Dataset records
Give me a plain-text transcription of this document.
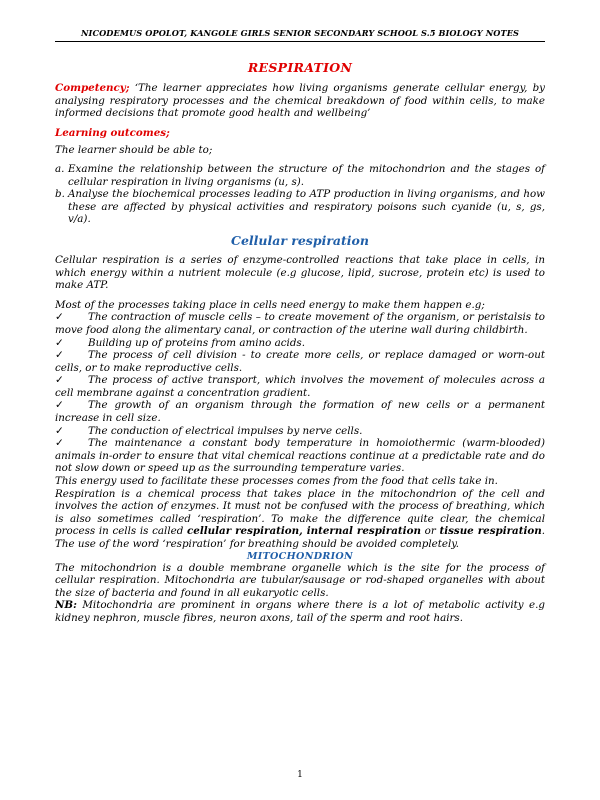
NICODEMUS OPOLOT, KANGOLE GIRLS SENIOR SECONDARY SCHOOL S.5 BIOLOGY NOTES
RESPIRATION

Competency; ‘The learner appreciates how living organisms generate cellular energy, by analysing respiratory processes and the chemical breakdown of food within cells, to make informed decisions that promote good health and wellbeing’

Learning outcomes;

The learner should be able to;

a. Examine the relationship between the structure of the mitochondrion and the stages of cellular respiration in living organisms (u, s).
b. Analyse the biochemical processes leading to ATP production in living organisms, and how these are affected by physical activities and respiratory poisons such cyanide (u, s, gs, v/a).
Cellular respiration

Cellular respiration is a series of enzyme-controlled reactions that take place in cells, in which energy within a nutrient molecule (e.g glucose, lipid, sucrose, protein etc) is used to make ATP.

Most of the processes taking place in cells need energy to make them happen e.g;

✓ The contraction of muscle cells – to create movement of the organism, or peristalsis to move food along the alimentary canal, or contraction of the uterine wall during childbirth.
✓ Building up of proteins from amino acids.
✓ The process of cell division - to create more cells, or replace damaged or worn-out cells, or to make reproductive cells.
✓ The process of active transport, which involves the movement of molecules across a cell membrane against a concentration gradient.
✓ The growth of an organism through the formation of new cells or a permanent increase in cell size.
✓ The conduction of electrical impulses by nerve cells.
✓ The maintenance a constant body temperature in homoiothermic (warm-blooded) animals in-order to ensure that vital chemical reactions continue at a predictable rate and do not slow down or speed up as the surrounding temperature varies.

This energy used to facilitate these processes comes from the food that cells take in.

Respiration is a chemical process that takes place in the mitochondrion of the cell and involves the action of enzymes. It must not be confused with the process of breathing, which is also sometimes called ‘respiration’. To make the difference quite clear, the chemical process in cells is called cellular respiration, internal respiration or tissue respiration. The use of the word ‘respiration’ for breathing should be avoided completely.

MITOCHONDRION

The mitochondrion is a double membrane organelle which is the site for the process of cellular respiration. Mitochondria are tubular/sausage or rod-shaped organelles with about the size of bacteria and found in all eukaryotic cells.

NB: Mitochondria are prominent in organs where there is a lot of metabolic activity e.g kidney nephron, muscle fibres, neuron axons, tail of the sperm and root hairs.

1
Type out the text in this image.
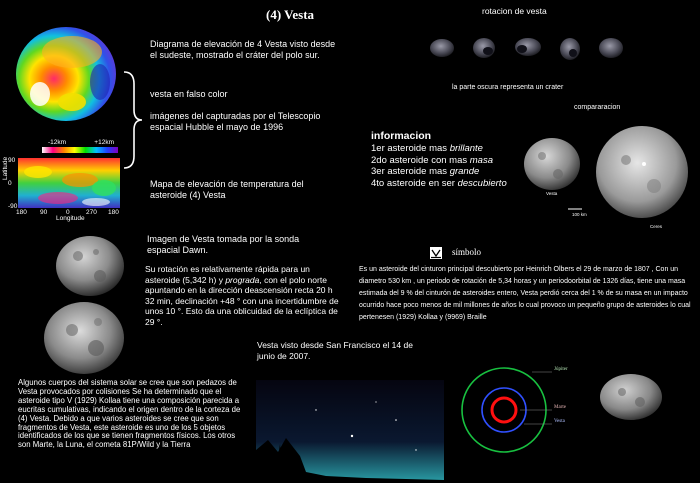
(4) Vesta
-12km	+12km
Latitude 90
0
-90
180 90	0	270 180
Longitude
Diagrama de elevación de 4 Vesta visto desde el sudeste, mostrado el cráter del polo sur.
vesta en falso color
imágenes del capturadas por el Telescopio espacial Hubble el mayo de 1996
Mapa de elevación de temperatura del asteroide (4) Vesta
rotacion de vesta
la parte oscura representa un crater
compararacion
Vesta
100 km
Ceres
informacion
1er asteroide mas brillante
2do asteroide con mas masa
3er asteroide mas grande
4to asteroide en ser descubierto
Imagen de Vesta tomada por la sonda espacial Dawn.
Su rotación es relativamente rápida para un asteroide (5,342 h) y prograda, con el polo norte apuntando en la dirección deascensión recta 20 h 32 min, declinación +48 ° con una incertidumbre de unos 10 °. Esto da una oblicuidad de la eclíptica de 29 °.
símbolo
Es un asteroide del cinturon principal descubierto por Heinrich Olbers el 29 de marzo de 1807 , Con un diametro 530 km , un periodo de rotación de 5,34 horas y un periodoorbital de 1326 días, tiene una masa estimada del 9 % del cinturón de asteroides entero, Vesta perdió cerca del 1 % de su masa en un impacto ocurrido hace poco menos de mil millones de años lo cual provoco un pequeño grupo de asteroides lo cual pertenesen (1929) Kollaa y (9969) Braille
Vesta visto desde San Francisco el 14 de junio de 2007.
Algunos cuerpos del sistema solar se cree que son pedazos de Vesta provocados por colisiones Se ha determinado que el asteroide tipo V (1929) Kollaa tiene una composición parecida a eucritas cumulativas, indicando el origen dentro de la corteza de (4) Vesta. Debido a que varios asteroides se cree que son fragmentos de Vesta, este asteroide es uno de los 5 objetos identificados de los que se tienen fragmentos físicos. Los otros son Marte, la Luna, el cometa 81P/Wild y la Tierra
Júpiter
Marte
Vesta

Task objective
In the records above, find every line that contains the word "muscle" and copy it.

Answer section
✓ The contraction of muscle cells – to create movement of the organism, or peristalsis to move food along the alimentary canal, or contraction of the uterine wall during childbirth.
NB: Mitochondria are prominent in organs where there is a lot of metabolic activity e.g kidney nephron, muscle fibres, neuron axons, tail of the sperm and root hairs.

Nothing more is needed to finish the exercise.